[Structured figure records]
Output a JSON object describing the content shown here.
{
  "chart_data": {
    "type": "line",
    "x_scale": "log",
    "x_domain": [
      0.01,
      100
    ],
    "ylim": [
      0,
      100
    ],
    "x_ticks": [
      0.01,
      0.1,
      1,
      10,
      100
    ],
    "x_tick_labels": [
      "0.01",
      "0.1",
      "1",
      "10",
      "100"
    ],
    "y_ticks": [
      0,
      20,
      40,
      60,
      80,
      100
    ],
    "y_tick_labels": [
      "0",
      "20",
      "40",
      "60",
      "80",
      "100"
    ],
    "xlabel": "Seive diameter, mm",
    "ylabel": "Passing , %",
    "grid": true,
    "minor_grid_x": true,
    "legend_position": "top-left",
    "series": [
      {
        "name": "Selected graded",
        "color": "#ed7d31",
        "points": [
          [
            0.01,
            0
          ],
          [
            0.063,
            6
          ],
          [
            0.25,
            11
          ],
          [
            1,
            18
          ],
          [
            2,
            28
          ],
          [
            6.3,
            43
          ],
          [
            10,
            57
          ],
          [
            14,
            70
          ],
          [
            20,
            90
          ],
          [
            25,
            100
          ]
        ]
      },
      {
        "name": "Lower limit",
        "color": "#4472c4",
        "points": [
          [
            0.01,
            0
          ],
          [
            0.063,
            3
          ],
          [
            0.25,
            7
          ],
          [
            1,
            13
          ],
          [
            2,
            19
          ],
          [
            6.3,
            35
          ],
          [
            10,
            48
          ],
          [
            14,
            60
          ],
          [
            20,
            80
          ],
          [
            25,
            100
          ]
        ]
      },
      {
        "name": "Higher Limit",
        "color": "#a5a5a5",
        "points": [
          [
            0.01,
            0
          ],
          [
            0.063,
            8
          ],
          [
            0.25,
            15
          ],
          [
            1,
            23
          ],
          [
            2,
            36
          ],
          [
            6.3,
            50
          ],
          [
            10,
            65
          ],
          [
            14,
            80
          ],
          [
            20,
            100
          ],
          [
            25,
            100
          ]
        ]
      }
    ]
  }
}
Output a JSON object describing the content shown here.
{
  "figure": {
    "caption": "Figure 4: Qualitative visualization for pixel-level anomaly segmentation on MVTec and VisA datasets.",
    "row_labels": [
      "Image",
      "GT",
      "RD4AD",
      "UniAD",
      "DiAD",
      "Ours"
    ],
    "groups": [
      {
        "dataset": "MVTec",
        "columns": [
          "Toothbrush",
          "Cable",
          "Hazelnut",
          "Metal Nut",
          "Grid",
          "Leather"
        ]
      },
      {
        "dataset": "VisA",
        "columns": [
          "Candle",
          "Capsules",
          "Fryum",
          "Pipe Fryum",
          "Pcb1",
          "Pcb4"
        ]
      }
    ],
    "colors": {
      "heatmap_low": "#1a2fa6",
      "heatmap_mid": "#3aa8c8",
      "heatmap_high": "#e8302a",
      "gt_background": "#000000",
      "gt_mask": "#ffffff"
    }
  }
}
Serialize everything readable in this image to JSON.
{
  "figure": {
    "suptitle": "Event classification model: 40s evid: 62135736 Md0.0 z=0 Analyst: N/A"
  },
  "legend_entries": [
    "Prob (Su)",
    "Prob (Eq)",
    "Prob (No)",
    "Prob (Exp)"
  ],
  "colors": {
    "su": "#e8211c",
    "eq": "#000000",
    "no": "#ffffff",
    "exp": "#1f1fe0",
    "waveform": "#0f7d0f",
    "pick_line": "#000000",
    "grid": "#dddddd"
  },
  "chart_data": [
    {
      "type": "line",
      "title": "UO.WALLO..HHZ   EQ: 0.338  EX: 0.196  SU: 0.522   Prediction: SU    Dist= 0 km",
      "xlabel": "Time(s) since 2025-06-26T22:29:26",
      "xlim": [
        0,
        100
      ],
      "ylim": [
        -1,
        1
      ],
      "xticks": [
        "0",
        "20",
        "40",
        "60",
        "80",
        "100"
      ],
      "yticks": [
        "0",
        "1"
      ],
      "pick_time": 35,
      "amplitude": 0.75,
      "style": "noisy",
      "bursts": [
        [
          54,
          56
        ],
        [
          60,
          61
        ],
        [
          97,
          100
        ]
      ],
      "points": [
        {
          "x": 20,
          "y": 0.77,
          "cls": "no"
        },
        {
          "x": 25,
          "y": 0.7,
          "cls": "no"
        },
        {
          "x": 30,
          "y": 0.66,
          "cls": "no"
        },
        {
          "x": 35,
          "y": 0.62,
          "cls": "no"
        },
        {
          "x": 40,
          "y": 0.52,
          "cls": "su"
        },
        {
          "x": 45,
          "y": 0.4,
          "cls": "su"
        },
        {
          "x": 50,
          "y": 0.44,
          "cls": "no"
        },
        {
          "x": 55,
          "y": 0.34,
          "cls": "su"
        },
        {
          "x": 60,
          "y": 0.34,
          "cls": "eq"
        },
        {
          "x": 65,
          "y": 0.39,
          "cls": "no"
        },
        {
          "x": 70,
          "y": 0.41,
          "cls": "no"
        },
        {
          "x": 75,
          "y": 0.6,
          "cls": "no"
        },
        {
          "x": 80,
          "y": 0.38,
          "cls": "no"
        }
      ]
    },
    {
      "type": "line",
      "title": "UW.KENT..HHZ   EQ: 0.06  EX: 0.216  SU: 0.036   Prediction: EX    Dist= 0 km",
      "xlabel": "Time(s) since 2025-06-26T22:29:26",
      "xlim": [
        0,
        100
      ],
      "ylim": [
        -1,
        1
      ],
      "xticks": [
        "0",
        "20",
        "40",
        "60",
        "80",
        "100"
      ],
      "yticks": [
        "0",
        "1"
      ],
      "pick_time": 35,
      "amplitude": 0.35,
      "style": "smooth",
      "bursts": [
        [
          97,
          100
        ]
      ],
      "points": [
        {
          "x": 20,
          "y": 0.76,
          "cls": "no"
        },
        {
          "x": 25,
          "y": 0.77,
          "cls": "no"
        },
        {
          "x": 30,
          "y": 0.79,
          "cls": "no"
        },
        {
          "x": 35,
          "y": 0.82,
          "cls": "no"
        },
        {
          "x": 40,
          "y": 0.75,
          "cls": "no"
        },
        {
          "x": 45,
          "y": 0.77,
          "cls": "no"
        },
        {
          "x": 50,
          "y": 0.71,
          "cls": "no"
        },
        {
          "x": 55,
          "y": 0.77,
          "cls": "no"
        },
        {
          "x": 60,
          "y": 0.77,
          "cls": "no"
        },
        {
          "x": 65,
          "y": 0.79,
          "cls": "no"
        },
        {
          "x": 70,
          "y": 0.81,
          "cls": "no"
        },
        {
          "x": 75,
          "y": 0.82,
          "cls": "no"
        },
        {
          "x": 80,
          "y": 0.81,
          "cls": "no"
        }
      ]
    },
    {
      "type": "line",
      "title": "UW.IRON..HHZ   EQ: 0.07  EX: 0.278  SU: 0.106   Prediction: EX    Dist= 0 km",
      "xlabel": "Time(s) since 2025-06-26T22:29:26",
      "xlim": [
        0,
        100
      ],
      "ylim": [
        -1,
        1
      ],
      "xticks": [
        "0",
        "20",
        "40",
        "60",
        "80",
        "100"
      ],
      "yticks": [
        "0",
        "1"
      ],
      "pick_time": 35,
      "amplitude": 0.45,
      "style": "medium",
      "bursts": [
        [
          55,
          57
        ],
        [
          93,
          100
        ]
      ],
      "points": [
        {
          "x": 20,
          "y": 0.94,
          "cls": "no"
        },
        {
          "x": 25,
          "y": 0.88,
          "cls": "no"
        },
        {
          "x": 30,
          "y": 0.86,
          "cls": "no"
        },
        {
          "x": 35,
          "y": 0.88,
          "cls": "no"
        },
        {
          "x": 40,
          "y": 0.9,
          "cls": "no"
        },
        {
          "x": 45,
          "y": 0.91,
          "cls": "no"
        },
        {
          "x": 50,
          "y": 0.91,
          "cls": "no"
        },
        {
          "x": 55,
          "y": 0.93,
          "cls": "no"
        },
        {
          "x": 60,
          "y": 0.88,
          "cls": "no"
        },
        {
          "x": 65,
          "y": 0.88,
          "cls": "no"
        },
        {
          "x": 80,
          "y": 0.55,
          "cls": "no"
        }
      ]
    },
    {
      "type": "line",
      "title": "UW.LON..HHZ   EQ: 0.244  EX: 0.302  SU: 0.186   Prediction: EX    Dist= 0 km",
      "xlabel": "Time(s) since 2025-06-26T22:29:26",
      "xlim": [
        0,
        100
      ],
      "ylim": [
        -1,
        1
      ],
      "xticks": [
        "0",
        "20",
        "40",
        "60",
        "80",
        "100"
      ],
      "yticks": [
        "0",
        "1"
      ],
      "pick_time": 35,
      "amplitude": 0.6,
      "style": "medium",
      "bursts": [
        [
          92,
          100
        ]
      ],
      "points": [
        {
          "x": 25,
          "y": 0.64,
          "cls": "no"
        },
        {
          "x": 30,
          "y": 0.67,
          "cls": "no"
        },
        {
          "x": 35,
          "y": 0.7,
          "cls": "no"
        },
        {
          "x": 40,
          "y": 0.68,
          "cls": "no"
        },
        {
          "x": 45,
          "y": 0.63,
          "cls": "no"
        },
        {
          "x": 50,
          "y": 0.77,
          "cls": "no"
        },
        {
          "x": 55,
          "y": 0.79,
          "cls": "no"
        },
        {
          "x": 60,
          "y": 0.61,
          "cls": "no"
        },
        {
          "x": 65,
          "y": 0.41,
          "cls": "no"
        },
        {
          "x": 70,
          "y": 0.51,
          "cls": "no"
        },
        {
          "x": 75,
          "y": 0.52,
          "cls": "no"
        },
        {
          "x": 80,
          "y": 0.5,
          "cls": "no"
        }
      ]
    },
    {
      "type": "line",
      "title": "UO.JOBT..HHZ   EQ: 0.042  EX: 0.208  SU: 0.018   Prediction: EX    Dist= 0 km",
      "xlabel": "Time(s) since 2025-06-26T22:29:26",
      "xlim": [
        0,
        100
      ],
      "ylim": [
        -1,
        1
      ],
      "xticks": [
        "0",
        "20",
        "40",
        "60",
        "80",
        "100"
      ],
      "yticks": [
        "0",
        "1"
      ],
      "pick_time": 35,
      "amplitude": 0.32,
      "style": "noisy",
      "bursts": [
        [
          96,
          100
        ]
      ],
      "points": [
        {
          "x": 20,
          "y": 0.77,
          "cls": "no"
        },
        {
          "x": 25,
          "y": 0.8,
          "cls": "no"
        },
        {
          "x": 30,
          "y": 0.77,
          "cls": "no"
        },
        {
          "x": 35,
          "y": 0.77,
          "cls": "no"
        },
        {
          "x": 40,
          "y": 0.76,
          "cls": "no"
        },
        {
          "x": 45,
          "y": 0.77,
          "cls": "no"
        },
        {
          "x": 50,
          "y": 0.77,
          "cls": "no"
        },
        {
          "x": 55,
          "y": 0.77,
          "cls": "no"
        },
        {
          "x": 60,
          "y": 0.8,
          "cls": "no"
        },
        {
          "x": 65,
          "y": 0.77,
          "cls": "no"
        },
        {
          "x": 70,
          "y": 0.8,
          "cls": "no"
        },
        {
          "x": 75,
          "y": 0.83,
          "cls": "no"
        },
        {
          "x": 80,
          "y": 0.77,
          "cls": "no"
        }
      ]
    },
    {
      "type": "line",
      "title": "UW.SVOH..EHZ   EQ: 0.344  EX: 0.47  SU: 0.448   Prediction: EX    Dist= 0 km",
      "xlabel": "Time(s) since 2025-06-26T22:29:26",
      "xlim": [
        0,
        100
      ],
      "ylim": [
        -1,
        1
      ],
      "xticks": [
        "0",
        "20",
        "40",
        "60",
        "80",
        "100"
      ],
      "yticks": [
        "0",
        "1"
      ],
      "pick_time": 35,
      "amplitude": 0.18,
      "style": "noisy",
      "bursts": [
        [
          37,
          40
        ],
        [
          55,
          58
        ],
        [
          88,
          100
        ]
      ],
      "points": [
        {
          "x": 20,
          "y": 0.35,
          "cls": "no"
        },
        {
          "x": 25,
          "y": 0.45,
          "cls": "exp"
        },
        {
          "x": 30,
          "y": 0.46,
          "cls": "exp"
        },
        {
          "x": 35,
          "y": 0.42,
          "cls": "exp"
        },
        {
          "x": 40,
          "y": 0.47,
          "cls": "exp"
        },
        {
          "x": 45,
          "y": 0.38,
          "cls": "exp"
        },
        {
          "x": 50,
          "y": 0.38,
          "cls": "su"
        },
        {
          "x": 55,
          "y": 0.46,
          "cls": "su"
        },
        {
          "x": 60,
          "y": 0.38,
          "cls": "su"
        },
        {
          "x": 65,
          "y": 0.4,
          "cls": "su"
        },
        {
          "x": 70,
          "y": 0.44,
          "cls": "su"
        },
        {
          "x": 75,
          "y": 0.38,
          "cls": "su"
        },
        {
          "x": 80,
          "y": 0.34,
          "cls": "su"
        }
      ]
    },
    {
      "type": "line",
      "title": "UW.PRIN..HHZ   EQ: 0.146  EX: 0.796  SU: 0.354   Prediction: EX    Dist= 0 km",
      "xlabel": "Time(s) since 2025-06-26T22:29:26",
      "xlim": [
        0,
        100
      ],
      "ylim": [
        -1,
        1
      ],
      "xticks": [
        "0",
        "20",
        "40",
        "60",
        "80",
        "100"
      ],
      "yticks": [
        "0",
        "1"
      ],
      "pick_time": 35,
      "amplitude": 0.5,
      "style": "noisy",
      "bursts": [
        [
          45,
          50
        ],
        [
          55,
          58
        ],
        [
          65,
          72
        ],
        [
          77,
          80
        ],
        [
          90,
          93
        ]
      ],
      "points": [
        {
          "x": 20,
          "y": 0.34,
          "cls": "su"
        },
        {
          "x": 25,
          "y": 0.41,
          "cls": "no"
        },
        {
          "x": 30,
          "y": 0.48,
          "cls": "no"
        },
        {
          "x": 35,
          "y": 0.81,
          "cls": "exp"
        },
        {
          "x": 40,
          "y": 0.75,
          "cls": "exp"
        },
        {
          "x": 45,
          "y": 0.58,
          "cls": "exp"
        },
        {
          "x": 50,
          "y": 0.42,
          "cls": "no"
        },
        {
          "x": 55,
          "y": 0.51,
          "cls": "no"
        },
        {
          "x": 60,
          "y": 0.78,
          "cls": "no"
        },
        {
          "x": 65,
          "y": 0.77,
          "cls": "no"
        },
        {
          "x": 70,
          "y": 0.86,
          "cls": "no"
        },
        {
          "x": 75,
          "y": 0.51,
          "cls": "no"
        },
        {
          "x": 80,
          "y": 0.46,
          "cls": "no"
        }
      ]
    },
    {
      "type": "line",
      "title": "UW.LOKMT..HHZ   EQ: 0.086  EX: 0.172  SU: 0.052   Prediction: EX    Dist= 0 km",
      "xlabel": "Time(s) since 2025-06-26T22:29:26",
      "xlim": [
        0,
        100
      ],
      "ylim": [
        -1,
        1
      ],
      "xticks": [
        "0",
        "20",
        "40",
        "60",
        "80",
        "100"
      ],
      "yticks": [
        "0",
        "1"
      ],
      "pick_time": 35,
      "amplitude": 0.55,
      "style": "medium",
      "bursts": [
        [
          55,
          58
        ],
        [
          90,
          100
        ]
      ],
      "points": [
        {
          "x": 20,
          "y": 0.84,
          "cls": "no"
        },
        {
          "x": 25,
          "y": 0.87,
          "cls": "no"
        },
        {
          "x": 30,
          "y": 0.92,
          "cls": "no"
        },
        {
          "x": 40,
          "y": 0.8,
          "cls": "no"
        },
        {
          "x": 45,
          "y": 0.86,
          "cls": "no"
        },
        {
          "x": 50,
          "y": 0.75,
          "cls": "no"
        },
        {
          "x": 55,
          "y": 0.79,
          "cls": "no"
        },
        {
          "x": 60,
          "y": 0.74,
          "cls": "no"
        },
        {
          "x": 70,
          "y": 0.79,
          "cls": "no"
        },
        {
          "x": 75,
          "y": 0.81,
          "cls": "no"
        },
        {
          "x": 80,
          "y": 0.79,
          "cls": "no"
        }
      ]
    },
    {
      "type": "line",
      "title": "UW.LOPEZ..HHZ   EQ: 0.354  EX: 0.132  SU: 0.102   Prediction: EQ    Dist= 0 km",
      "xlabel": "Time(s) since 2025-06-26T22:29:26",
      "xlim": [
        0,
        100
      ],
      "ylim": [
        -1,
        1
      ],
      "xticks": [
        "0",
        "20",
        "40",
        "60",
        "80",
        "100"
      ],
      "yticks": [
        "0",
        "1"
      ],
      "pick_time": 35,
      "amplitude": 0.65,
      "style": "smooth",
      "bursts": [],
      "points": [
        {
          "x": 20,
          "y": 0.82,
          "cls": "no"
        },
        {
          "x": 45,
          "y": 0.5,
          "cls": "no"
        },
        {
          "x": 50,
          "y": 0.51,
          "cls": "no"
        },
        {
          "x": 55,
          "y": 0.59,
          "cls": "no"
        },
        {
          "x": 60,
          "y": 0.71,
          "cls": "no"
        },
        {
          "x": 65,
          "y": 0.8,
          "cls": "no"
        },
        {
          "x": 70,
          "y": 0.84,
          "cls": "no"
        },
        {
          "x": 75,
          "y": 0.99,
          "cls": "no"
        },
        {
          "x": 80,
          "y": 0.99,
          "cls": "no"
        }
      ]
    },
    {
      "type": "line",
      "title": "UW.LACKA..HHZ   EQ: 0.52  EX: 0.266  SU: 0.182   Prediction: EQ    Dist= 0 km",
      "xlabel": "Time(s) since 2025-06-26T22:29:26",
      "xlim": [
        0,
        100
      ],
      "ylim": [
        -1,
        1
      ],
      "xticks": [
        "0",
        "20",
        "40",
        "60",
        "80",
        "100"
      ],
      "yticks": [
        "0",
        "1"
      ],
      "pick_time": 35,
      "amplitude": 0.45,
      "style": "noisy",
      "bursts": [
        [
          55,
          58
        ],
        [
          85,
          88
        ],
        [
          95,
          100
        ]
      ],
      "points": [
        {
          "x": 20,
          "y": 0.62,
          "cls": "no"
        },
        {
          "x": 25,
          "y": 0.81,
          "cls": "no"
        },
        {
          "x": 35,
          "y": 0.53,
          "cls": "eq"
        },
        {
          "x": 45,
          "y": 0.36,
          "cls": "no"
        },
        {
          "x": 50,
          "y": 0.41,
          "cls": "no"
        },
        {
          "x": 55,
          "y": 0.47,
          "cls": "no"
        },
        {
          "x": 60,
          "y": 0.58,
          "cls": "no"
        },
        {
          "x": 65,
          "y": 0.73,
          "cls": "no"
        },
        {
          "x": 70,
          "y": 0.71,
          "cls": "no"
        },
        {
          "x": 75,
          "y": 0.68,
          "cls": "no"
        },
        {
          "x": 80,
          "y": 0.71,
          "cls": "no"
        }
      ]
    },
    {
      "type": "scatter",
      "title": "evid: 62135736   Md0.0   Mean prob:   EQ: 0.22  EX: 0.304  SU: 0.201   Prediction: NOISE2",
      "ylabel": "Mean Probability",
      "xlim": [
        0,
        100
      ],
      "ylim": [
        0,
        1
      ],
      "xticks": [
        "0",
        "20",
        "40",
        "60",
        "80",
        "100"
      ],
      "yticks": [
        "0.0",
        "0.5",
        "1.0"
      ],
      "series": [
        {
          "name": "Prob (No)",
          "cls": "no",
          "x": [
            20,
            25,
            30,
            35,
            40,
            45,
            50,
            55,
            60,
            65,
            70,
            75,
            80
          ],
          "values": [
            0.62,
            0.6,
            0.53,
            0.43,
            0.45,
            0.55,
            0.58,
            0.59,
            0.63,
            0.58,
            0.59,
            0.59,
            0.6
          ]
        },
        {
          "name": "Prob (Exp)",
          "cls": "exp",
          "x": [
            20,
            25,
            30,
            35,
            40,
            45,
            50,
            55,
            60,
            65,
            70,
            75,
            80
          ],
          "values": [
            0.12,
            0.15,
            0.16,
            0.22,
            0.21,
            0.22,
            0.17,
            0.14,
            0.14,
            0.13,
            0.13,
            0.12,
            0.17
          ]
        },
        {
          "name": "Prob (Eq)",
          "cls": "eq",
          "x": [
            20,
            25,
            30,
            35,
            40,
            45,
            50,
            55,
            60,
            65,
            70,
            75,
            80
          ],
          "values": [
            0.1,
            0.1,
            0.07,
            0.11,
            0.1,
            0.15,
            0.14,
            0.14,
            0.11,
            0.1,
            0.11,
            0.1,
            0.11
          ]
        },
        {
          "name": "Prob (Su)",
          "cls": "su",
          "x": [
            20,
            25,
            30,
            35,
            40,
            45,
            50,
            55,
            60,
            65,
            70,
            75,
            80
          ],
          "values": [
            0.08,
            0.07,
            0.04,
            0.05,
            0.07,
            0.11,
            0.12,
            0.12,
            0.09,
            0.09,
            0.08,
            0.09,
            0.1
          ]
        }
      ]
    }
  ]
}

--- What is expected ---
For each line above that contains the word "Dist", copy that line.

--- Task result ---
      "title": "UO.WALLO..HHZ   EQ: 0.338  EX: 0.196  SU: 0.522   Prediction: SU    Dist= 0 km",
      "title": "UW.KENT..HHZ   EQ: 0.06  EX: 0.216  SU: 0.036   Prediction: EX    Dist= 0 km",
      "title": "UW.IRON..HHZ   EQ: 0.07  EX: 0.278  SU: 0.106   Prediction: EX    Dist= 0 km",
      "title": "UW.LON..HHZ   EQ: 0.244  EX: 0.302  SU: 0.186   Prediction: EX    Dist= 0 km",
      "title": "UO.JOBT..HHZ   EQ: 0.042  EX: 0.208  SU: 0.018   Prediction: EX    Dist= 0 km",
      "title": "UW.SVOH..EHZ   EQ: 0.344  EX: 0.47  SU: 0.448   Prediction: EX    Dist= 0 km",
      "title": "UW.PRIN..HHZ   EQ: 0.146  EX: 0.796  SU: 0.354   Prediction: EX    Dist= 0 km",
      "title": "UW.LOKMT..HHZ   EQ: 0.086  EX: 0.172  SU: 0.052   Prediction: EX    Dist= 0 km",
      "title": "UW.LOPEZ..HHZ   EQ: 0.354  EX: 0.132  SU: 0.102   Prediction: EQ    Dist= 0 km",
      "title": "UW.LACKA..HHZ   EQ: 0.52  EX: 0.266  SU: 0.182   Prediction: EQ    Dist= 0 km",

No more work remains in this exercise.